Your instructions =>
Write out every line below that includes the word "discuta".

Dataset excerpts =>
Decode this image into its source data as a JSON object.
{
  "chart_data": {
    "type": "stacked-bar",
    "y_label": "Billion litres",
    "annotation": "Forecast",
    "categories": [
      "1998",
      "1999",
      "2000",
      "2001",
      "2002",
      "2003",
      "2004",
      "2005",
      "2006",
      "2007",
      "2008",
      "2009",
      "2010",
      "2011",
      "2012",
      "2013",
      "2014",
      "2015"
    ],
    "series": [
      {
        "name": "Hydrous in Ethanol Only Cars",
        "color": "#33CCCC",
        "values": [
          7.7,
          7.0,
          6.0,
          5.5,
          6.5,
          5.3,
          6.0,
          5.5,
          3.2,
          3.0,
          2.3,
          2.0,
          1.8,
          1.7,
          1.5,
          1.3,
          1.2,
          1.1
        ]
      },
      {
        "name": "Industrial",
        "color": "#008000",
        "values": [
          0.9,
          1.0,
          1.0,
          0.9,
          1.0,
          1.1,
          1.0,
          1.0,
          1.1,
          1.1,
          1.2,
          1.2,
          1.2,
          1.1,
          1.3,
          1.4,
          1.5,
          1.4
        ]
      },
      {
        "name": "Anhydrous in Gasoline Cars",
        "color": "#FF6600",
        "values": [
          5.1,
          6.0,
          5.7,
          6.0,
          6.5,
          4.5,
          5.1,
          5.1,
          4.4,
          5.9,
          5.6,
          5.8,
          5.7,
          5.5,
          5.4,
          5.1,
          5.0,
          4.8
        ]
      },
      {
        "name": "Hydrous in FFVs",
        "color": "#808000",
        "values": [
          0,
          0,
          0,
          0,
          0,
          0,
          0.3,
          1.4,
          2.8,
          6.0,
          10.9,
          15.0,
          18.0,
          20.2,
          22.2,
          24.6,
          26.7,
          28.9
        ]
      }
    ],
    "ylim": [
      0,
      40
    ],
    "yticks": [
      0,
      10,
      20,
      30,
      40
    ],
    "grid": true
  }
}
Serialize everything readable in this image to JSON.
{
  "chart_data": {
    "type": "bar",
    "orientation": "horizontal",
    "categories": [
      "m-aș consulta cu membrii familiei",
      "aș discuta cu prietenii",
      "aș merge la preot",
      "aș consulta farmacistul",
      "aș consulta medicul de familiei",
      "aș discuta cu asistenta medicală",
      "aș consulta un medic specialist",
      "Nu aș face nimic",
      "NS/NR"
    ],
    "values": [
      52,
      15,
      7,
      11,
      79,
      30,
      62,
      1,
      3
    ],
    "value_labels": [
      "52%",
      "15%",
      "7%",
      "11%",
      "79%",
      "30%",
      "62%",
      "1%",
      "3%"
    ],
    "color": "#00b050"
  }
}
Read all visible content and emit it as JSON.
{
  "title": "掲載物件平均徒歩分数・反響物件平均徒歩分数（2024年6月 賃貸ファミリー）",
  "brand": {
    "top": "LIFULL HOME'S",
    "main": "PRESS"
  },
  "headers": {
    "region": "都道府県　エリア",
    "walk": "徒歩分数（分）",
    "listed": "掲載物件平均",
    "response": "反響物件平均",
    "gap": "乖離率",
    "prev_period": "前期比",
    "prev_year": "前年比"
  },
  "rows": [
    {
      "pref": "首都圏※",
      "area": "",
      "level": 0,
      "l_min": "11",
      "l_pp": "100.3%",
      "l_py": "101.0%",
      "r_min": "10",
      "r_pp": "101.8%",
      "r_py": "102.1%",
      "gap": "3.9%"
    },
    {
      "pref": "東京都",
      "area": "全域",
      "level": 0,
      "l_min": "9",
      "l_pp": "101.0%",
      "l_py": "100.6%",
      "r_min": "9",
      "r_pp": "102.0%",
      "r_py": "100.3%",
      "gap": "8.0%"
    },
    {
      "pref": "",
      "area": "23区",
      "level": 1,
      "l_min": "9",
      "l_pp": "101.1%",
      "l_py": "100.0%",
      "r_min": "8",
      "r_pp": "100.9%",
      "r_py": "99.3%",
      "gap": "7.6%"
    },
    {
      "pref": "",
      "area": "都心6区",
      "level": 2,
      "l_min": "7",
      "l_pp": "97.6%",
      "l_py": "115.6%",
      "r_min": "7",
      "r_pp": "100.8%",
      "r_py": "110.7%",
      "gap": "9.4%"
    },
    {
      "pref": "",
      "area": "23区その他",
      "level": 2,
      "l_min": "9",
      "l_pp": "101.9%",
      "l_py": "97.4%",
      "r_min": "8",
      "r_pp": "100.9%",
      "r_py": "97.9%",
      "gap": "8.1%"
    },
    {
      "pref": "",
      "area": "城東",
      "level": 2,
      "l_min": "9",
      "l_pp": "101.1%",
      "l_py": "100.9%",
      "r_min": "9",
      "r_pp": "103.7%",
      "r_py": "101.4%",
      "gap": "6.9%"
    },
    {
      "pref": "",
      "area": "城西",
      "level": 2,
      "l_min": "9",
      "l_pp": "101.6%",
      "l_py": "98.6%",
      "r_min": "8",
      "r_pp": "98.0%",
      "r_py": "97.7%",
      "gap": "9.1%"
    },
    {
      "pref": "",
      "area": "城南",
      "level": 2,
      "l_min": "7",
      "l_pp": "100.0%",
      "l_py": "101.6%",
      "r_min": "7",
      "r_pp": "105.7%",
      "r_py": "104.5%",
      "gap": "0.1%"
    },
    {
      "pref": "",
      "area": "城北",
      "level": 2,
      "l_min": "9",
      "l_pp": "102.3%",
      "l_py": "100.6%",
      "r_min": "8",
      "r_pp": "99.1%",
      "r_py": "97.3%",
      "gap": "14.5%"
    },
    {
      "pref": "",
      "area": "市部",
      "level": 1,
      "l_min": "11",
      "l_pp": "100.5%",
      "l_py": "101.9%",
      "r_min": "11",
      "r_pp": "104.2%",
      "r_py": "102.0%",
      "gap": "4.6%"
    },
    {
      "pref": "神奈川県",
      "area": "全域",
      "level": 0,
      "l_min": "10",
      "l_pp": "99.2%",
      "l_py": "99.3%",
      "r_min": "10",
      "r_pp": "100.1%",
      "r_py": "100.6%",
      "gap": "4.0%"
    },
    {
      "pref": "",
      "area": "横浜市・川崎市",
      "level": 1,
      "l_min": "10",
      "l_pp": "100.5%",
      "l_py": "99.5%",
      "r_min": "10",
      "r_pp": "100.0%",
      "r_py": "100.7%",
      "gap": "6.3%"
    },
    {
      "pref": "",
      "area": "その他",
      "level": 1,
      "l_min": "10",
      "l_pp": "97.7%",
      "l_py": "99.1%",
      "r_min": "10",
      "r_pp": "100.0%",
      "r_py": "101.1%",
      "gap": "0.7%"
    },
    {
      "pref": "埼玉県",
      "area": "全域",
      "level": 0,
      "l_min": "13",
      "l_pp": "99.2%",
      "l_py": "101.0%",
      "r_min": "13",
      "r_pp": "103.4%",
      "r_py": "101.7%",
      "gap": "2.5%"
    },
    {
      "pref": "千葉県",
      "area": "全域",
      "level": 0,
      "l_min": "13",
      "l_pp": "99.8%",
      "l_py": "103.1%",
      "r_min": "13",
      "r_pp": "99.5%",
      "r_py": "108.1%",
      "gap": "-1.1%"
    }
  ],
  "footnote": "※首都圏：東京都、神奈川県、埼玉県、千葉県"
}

Exercise answer =>
      "aș discuta cu prietenii",
      "aș discuta cu asistenta medicală",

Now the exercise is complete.